* **DATA ROWS**:
— Begin —

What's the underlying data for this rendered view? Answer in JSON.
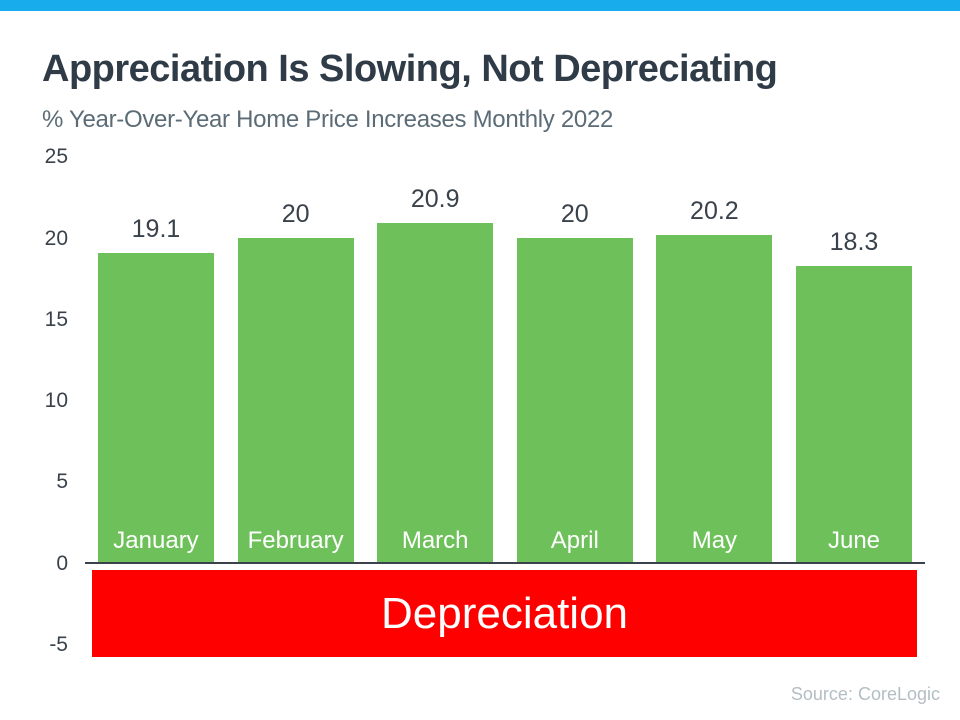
{
  "page": {
    "title": "Appreciation Is Slowing, Not Depreciating",
    "subtitle": "% Year-Over-Year Home Price Increases Monthly 2022",
    "source": "Source: CoreLogic"
  },
  "colors": {
    "top_bar": "#18ACEC",
    "bar_green": "#6EC15A",
    "depreciation_red": "#FF0000",
    "title_text": "#2F3B47",
    "subtitle_text": "#5B6C76",
    "axis_text": "#39424B",
    "bar_category_text": "#FFFFFF",
    "value_label_text": "#39424B",
    "source_text": "#B3BEC4"
  },
  "depreciation_band": {
    "label": "Depreciation"
  },
  "chart_data": {
    "type": "bar",
    "title": "Appreciation Is Slowing, Not Depreciating",
    "subtitle": "% Year-Over-Year Home Price Increases Monthly 2022",
    "categories": [
      "January",
      "February",
      "March",
      "April",
      "May",
      "June"
    ],
    "values": [
      19.1,
      20,
      20.9,
      20,
      20.2,
      18.3
    ],
    "value_labels": [
      "19.1",
      "20",
      "20.9",
      "20",
      "20.2",
      "18.3"
    ],
    "xlabel": "",
    "ylabel": "",
    "y_ticks": [
      25,
      20,
      15,
      10,
      5,
      0,
      -5
    ],
    "ylim": [
      -5.5,
      25
    ],
    "grid": false,
    "legend": false,
    "annotation": "Depreciation",
    "source": "Source: CoreLogic"
  }
}
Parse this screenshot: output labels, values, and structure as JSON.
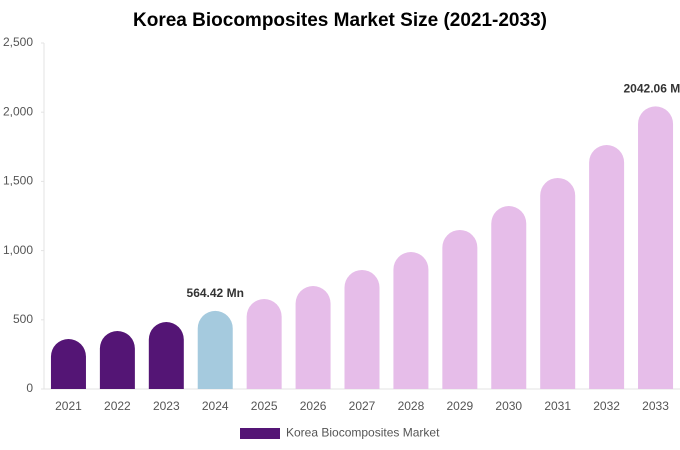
{
  "chart_data": {
    "type": "bar",
    "title": "Korea Biocomposites Market Size (2021-2033)",
    "categories": [
      "2021",
      "2022",
      "2023",
      "2024",
      "2025",
      "2026",
      "2027",
      "2028",
      "2029",
      "2030",
      "2031",
      "2032",
      "2033"
    ],
    "series": [
      {
        "name": "Korea Biocomposites Market",
        "color": "#541575",
        "values": [
          361,
          419,
          484,
          564.42,
          650,
          744,
          860,
          990,
          1149,
          1322,
          1525,
          1763,
          2042.06
        ],
        "value_labels": [
          null,
          null,
          null,
          "564.42 Mn",
          null,
          null,
          null,
          null,
          null,
          null,
          null,
          null,
          "2042.06 Mn"
        ],
        "bar_colors": [
          "#541575",
          "#541575",
          "#541575",
          "#a5cade",
          "#e6bde9",
          "#e6bde9",
          "#e6bde9",
          "#e6bde9",
          "#e6bde9",
          "#e6bde9",
          "#e6bde9",
          "#e6bde9",
          "#e6bde9"
        ]
      }
    ],
    "ylim": [
      0,
      2500
    ],
    "yticks": [
      0,
      500,
      {
        "value": 1000,
        "label": "1,000"
      },
      {
        "value": 1500,
        "label": "1,500"
      },
      {
        "value": 2000,
        "label": "2,000"
      },
      {
        "value": 2500,
        "label": "2,500"
      }
    ],
    "grid": false
  }
}
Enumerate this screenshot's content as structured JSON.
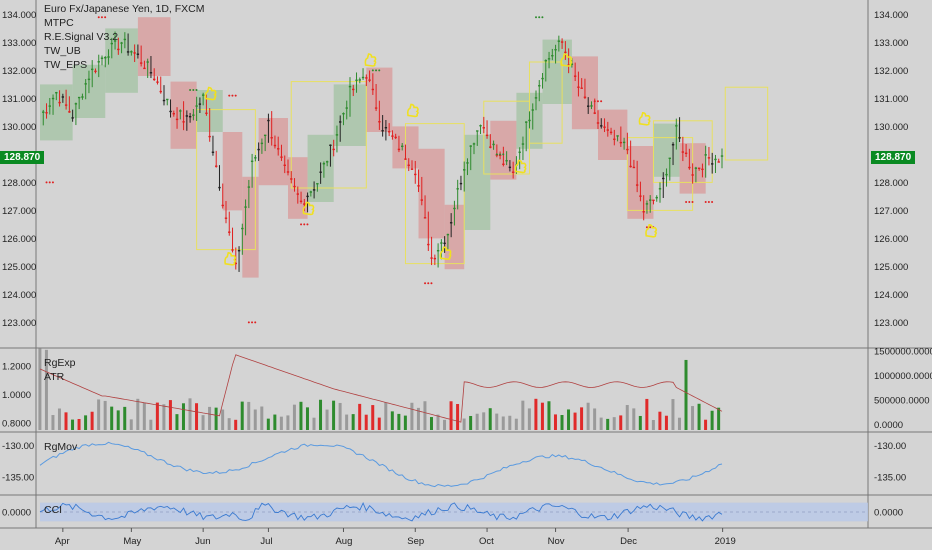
{
  "title": "Euro Fx/Japanese Yen, 1D, FXCM",
  "indicators": [
    "MTPC",
    "R.E.Signal V3.2",
    "TW_UB",
    "TW_EPS"
  ],
  "last_price": "128.870",
  "panes": {
    "regexp": {
      "labels": [
        "RgExp",
        "ATR"
      ]
    },
    "rgmov": {
      "labels": [
        "RgMov"
      ]
    },
    "cci": {
      "labels": [
        "CCI"
      ]
    }
  },
  "colors": {
    "up": "#2e8b2e",
    "down": "#e02020",
    "neutral": "#222222",
    "box_up": "#a8c4a8",
    "box_down": "#d8a0a0",
    "outline": "#e8e060",
    "signal": "#f0e020",
    "atr_line": "#b04040",
    "rgmov_line": "#5a9ae0",
    "cci_line": "#3a7ad0",
    "cci_band": "#b8c8e8",
    "price_tag": "#0a8a22"
  },
  "chart_data": [
    {
      "type": "line",
      "title": "Euro Fx/Japanese Yen, 1D, FXCM",
      "xlabel": "",
      "ylabel": "",
      "x_ticks": [
        "Apr",
        "May",
        "Jun",
        "Jul",
        "Aug",
        "Sep",
        "Oct",
        "Nov",
        "Dec",
        "2019"
      ],
      "y_ticks": [
        "123.000",
        "124.000",
        "125.000",
        "126.000",
        "127.000",
        "128.000",
        "129.000",
        "130.000",
        "131.000",
        "132.000",
        "133.000",
        "134.000"
      ],
      "ylim": [
        122.3,
        134.3
      ],
      "series": [
        {
          "name": "",
          "x": [
            0,
            5,
            10,
            15,
            20,
            25,
            30,
            35,
            40,
            45,
            50,
            55,
            60,
            65,
            70,
            75,
            80,
            85,
            90,
            95,
            100,
            105,
            110,
            115,
            120,
            125,
            130,
            135,
            140,
            145,
            150,
            155,
            160,
            165,
            170,
            175,
            180,
            185,
            190,
            195,
            200,
            205
          ],
          "values": [
            130.3,
            131.2,
            130.4,
            131.8,
            132.6,
            133.0,
            132.5,
            131.8,
            130.6,
            130.2,
            131.0,
            128.0,
            124.9,
            128.6,
            130.1,
            128.4,
            127.3,
            128.0,
            129.4,
            131.2,
            131.9,
            130.0,
            129.3,
            128.5,
            125.3,
            126.2,
            128.6,
            130.2,
            129.0,
            128.3,
            130.4,
            132.3,
            133.0,
            131.4,
            130.3,
            129.6,
            129.2,
            127.0,
            127.6,
            129.8,
            128.4,
            128.87
          ]
        }
      ]
    },
    {
      "type": "bar",
      "title": "",
      "ylabel": "",
      "y_ticks_left": [
        "0.8000",
        "1.0000",
        "1.2000"
      ],
      "y_ticks_right": [
        "0.0000",
        "500000.0000",
        "1000000.0000",
        "1500000.0000"
      ],
      "ylim": [
        0.75,
        1.3
      ]
    },
    {
      "type": "line",
      "title": "",
      "y_ticks": [
        "-130.00",
        "-135.00"
      ],
      "ylim": [
        -137.5,
        -128.5
      ]
    },
    {
      "type": "area",
      "title": "",
      "y_ticks": [
        "0.0000"
      ],
      "ylim": [
        -1.5,
        1.5
      ]
    }
  ]
}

— End —

* **EXERCISE GOAL**:
Each entry above is to be written out again unchanged, apart from the pictures, which are left out.

* **SOLUTION TO THIS EXERCISE**:
What's the underlying data for this rendered view? Answer in JSON.
{
  "page": {
    "title": "Appreciation Is Slowing, Not Depreciating",
    "subtitle": "% Year-Over-Year Home Price Increases Monthly 2022",
    "source": "Source: CoreLogic"
  },
  "colors": {
    "top_bar": "#18ACEC",
    "bar_green": "#6EC15A",
    "depreciation_red": "#FF0000",
    "title_text": "#2F3B47",
    "subtitle_text": "#5B6C76",
    "axis_text": "#39424B",
    "bar_category_text": "#FFFFFF",
    "value_label_text": "#39424B",
    "source_text": "#B3BEC4"
  },
  "depreciation_band": {
    "label": "Depreciation"
  },
  "chart_data": {
    "type": "bar",
    "title": "Appreciation Is Slowing, Not Depreciating",
    "subtitle": "% Year-Over-Year Home Price Increases Monthly 2022",
    "categories": [
      "January",
      "February",
      "March",
      "April",
      "May",
      "June"
    ],
    "values": [
      19.1,
      20,
      20.9,
      20,
      20.2,
      18.3
    ],
    "value_labels": [
      "19.1",
      "20",
      "20.9",
      "20",
      "20.2",
      "18.3"
    ],
    "xlabel": "",
    "ylabel": "",
    "y_ticks": [
      25,
      20,
      15,
      10,
      5,
      0,
      -5
    ],
    "ylim": [
      -5.5,
      25
    ],
    "grid": false,
    "legend": false,
    "annotation": "Depreciation",
    "source": "Source: CoreLogic"
  }
}
Parse this screenshot: output labels, values, and structure as JSON.
{
  "chart_data": {
    "type": "bar",
    "title": "Korea Biocomposites Market Size (2021-2033)",
    "categories": [
      "2021",
      "2022",
      "2023",
      "2024",
      "2025",
      "2026",
      "2027",
      "2028",
      "2029",
      "2030",
      "2031",
      "2032",
      "2033"
    ],
    "series": [
      {
        "name": "Korea Biocomposites Market",
        "color": "#541575",
        "values": [
          361,
          419,
          484,
          564.42,
          650,
          744,
          860,
          990,
          1149,
          1322,
          1525,
          1763,
          2042.06
        ],
        "value_labels": [
          null,
          null,
          null,
          "564.42 Mn",
          null,
          null,
          null,
          null,
          null,
          null,
          null,
          null,
          "2042.06 Mn"
        ],
        "bar_colors": [
          "#541575",
          "#541575",
          "#541575",
          "#a5cade",
          "#e6bde9",
          "#e6bde9",
          "#e6bde9",
          "#e6bde9",
          "#e6bde9",
          "#e6bde9",
          "#e6bde9",
          "#e6bde9",
          "#e6bde9"
        ]
      }
    ],
    "ylim": [
      0,
      2500
    ],
    "yticks": [
      0,
      500,
      {
        "value": 1000,
        "label": "1,000"
      },
      {
        "value": 1500,
        "label": "1,500"
      },
      {
        "value": 2000,
        "label": "2,000"
      },
      {
        "value": 2500,
        "label": "2,500"
      }
    ],
    "grid": false
  }
}
Enumerate this screenshot's content as structured JSON.
{
  "title": "Euro Fx/Japanese Yen, 1D, FXCM",
  "indicators": [
    "MTPC",
    "R.E.Signal V3.2",
    "TW_UB",
    "TW_EPS"
  ],
  "last_price": "128.870",
  "panes": {
    "regexp": {
      "labels": [
        "RgExp",
        "ATR"
      ]
    },
    "rgmov": {
      "labels": [
        "RgMov"
      ]
    },
    "cci": {
      "labels": [
        "CCI"
      ]
    }
  },
  "colors": {
    "up": "#2e8b2e",
    "down": "#e02020",
    "neutral": "#222222",
    "box_up": "#a8c4a8",
    "box_down": "#d8a0a0",
    "outline": "#e8e060",
    "signal": "#f0e020",
    "atr_line": "#b04040",
    "rgmov_line": "#5a9ae0",
    "cci_line": "#3a7ad0",
    "cci_band": "#b8c8e8",
    "price_tag": "#0a8a22"
  },
  "chart_data": [
    {
      "type": "line",
      "title": "Euro Fx/Japanese Yen, 1D, FXCM",
      "xlabel": "",
      "ylabel": "",
      "x_ticks": [
        "Apr",
        "May",
        "Jun",
        "Jul",
        "Aug",
        "Sep",
        "Oct",
        "Nov",
        "Dec",
        "2019"
      ],
      "y_ticks": [
        "123.000",
        "124.000",
        "125.000",
        "126.000",
        "127.000",
        "128.000",
        "129.000",
        "130.000",
        "131.000",
        "132.000",
        "133.000",
        "134.000"
      ],
      "ylim": [
        122.3,
        134.3
      ],
      "series": [
        {
          "name": "",
          "x": [
            0,
            5,
            10,
            15,
            20,
            25,
            30,
            35,
            40,
            45,
            50,
            55,
            60,
            65,
            70,
            75,
            80,
            85,
            90,
            95,
            100,
            105,
            110,
            115,
            120,
            125,
            130,
            135,
            140,
            145,
            150,
            155,
            160,
            165,
            170,
            175,
            180,
            185,
            190,
            195,
            200,
            205
          ],
          "values": [
            130.3,
            131.2,
            130.4,
            131.8,
            132.6,
            133.0,
            132.5,
            131.8,
            130.6,
            130.2,
            131.0,
            128.0,
            124.9,
            128.6,
            130.1,
            128.4,
            127.3,
            128.0,
            129.4,
            131.2,
            131.9,
            130.0,
            129.3,
            128.5,
            125.3,
            126.2,
            128.6,
            130.2,
            129.0,
            128.3,
            130.4,
            132.3,
            133.0,
            131.4,
            130.3,
            129.6,
            129.2,
            127.0,
            127.6,
            129.8,
            128.4,
            128.87
          ]
        }
      ]
    },
    {
      "type": "bar",
      "title": "",
      "ylabel": "",
      "y_ticks_left": [
        "0.8000",
        "1.0000",
        "1.2000"
      ],
      "y_ticks_right": [
        "0.0000",
        "500000.0000",
        "1000000.0000",
        "1500000.0000"
      ],
      "ylim": [
        0.75,
        1.3
      ]
    },
    {
      "type": "line",
      "title": "",
      "y_ticks": [
        "-130.00",
        "-135.00"
      ],
      "ylim": [
        -137.5,
        -128.5
      ]
    },
    {
      "type": "area",
      "title": "",
      "y_ticks": [
        "0.0000"
      ],
      "ylim": [
        -1.5,
        1.5
      ]
    }
  ]
}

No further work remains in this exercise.